→ **Short task**:
Output the data below in full, character for character.

Excerpts from a figure dataset
----------------

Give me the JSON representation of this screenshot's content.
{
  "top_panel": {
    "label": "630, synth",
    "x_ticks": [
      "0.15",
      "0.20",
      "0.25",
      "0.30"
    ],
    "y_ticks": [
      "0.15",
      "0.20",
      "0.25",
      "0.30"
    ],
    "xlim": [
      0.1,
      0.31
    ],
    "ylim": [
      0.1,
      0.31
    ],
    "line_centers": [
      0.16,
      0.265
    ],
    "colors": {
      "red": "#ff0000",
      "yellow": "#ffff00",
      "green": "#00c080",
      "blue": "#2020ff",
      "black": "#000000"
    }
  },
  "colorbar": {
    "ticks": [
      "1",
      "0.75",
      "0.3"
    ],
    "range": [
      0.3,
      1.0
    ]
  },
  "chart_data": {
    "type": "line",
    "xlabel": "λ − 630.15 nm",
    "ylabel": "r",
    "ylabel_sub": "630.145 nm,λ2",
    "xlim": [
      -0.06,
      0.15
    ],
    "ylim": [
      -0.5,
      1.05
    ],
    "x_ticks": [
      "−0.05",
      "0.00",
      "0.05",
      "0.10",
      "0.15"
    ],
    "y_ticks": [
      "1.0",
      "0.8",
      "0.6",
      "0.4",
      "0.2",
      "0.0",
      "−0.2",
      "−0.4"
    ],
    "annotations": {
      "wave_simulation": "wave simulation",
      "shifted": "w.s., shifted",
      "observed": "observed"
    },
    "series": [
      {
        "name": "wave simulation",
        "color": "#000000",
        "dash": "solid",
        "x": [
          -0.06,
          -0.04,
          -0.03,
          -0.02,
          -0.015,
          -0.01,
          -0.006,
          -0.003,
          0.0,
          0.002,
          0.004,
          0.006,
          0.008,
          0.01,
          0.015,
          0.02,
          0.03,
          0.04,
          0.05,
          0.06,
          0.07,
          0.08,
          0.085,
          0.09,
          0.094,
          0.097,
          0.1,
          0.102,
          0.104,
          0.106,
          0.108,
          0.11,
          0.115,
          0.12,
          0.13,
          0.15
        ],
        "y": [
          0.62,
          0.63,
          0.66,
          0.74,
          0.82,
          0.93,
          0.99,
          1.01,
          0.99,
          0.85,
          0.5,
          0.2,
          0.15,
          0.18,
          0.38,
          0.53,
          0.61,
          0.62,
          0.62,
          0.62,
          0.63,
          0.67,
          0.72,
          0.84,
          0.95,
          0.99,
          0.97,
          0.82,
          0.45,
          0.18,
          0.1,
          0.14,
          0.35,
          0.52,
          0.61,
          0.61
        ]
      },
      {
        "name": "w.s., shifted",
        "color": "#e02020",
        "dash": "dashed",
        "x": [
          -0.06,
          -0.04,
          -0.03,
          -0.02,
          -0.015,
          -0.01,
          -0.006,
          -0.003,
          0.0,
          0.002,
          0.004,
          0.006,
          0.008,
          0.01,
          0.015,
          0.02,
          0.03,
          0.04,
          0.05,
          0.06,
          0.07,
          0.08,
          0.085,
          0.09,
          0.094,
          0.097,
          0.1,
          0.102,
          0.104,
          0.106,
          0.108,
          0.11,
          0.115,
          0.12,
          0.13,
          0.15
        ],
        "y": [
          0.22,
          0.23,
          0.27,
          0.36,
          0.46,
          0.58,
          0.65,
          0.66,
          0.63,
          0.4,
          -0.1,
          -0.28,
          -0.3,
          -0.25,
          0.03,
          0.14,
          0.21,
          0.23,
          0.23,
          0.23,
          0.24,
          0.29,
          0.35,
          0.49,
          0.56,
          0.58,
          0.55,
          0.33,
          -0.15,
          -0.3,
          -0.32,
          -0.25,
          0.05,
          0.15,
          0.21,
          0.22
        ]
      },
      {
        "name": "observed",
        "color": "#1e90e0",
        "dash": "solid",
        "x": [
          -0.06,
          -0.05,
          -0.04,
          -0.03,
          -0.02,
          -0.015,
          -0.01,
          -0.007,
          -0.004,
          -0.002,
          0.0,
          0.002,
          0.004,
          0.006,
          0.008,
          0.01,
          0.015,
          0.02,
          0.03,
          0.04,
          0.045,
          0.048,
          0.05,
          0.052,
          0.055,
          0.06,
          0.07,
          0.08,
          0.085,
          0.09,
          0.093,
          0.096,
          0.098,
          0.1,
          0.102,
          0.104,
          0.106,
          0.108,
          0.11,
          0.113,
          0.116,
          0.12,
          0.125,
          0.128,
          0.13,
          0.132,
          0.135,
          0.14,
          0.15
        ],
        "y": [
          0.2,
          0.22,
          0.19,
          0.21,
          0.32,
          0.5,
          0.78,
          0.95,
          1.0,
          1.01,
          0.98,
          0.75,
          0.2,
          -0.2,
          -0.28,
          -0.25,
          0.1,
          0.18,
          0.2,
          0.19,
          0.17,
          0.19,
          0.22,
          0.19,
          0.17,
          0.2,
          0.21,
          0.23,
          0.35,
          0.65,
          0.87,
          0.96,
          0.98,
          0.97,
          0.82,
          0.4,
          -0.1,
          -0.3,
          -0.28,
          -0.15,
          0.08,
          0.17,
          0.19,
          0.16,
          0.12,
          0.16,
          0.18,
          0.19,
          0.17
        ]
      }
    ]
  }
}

----------------

→ **The answer**:
Give me the JSON representation of this screenshot's content.
{
  "top_panel": {
    "label": "630, synth",
    "x_ticks": [
      "0.15",
      "0.20",
      "0.25",
      "0.30"
    ],
    "y_ticks": [
      "0.15",
      "0.20",
      "0.25",
      "0.30"
    ],
    "xlim": [
      0.1,
      0.31
    ],
    "ylim": [
      0.1,
      0.31
    ],
    "line_centers": [
      0.16,
      0.265
    ],
    "colors": {
      "red": "#ff0000",
      "yellow": "#ffff00",
      "green": "#00c080",
      "blue": "#2020ff",
      "black": "#000000"
    }
  },
  "colorbar": {
    "ticks": [
      "1",
      "0.75",
      "0.3"
    ],
    "range": [
      0.3,
      1.0
    ]
  },
  "chart_data": {
    "type": "line",
    "xlabel": "λ − 630.15 nm",
    "ylabel": "r",
    "ylabel_sub": "630.145 nm,λ2",
    "xlim": [
      -0.06,
      0.15
    ],
    "ylim": [
      -0.5,
      1.05
    ],
    "x_ticks": [
      "−0.05",
      "0.00",
      "0.05",
      "0.10",
      "0.15"
    ],
    "y_ticks": [
      "1.0",
      "0.8",
      "0.6",
      "0.4",
      "0.2",
      "0.0",
      "−0.2",
      "−0.4"
    ],
    "annotations": {
      "wave_simulation": "wave simulation",
      "shifted": "w.s., shifted",
      "observed": "observed"
    },
    "series": [
      {
        "name": "wave simulation",
        "color": "#000000",
        "dash": "solid",
        "x": [
          -0.06,
          -0.04,
          -0.03,
          -0.02,
          -0.015,
          -0.01,
          -0.006,
          -0.003,
          0.0,
          0.002,
          0.004,
          0.006,
          0.008,
          0.01,
          0.015,
          0.02,
          0.03,
          0.04,
          0.05,
          0.06,
          0.07,
          0.08,
          0.085,
          0.09,
          0.094,
          0.097,
          0.1,
          0.102,
          0.104,
          0.106,
          0.108,
          0.11,
          0.115,
          0.12,
          0.13,
          0.15
        ],
        "y": [
          0.62,
          0.63,
          0.66,
          0.74,
          0.82,
          0.93,
          0.99,
          1.01,
          0.99,
          0.85,
          0.5,
          0.2,
          0.15,
          0.18,
          0.38,
          0.53,
          0.61,
          0.62,
          0.62,
          0.62,
          0.63,
          0.67,
          0.72,
          0.84,
          0.95,
          0.99,
          0.97,
          0.82,
          0.45,
          0.18,
          0.1,
          0.14,
          0.35,
          0.52,
          0.61,
          0.61
        ]
      },
      {
        "name": "w.s., shifted",
        "color": "#e02020",
        "dash": "dashed",
        "x": [
          -0.06,
          -0.04,
          -0.03,
          -0.02,
          -0.015,
          -0.01,
          -0.006,
          -0.003,
          0.0,
          0.002,
          0.004,
          0.006,
          0.008,
          0.01,
          0.015,
          0.02,
          0.03,
          0.04,
          0.05,
          0.06,
          0.07,
          0.08,
          0.085,
          0.09,
          0.094,
          0.097,
          0.1,
          0.102,
          0.104,
          0.106,
          0.108,
          0.11,
          0.115,
          0.12,
          0.13,
          0.15
        ],
        "y": [
          0.22,
          0.23,
          0.27,
          0.36,
          0.46,
          0.58,
          0.65,
          0.66,
          0.63,
          0.4,
          -0.1,
          -0.28,
          -0.3,
          -0.25,
          0.03,
          0.14,
          0.21,
          0.23,
          0.23,
          0.23,
          0.24,
          0.29,
          0.35,
          0.49,
          0.56,
          0.58,
          0.55,
          0.33,
          -0.15,
          -0.3,
          -0.32,
          -0.25,
          0.05,
          0.15,
          0.21,
          0.22
        ]
      },
      {
        "name": "observed",
        "color": "#1e90e0",
        "dash": "solid",
        "x": [
          -0.06,
          -0.05,
          -0.04,
          -0.03,
          -0.02,
          -0.015,
          -0.01,
          -0.007,
          -0.004,
          -0.002,
          0.0,
          0.002,
          0.004,
          0.006,
          0.008,
          0.01,
          0.015,
          0.02,
          0.03,
          0.04,
          0.045,
          0.048,
          0.05,
          0.052,
          0.055,
          0.06,
          0.07,
          0.08,
          0.085,
          0.09,
          0.093,
          0.096,
          0.098,
          0.1,
          0.102,
          0.104,
          0.106,
          0.108,
          0.11,
          0.113,
          0.116,
          0.12,
          0.125,
          0.128,
          0.13,
          0.132,
          0.135,
          0.14,
          0.15
        ],
        "y": [
          0.2,
          0.22,
          0.19,
          0.21,
          0.32,
          0.5,
          0.78,
          0.95,
          1.0,
          1.01,
          0.98,
          0.75,
          0.2,
          -0.2,
          -0.28,
          -0.25,
          0.1,
          0.18,
          0.2,
          0.19,
          0.17,
          0.19,
          0.22,
          0.19,
          0.17,
          0.2,
          0.21,
          0.23,
          0.35,
          0.65,
          0.87,
          0.96,
          0.98,
          0.97,
          0.82,
          0.4,
          -0.1,
          -0.3,
          -0.28,
          -0.15,
          0.08,
          0.17,
          0.19,
          0.16,
          0.12,
          0.16,
          0.18,
          0.19,
          0.17
        ]
      }
    ]
  }
}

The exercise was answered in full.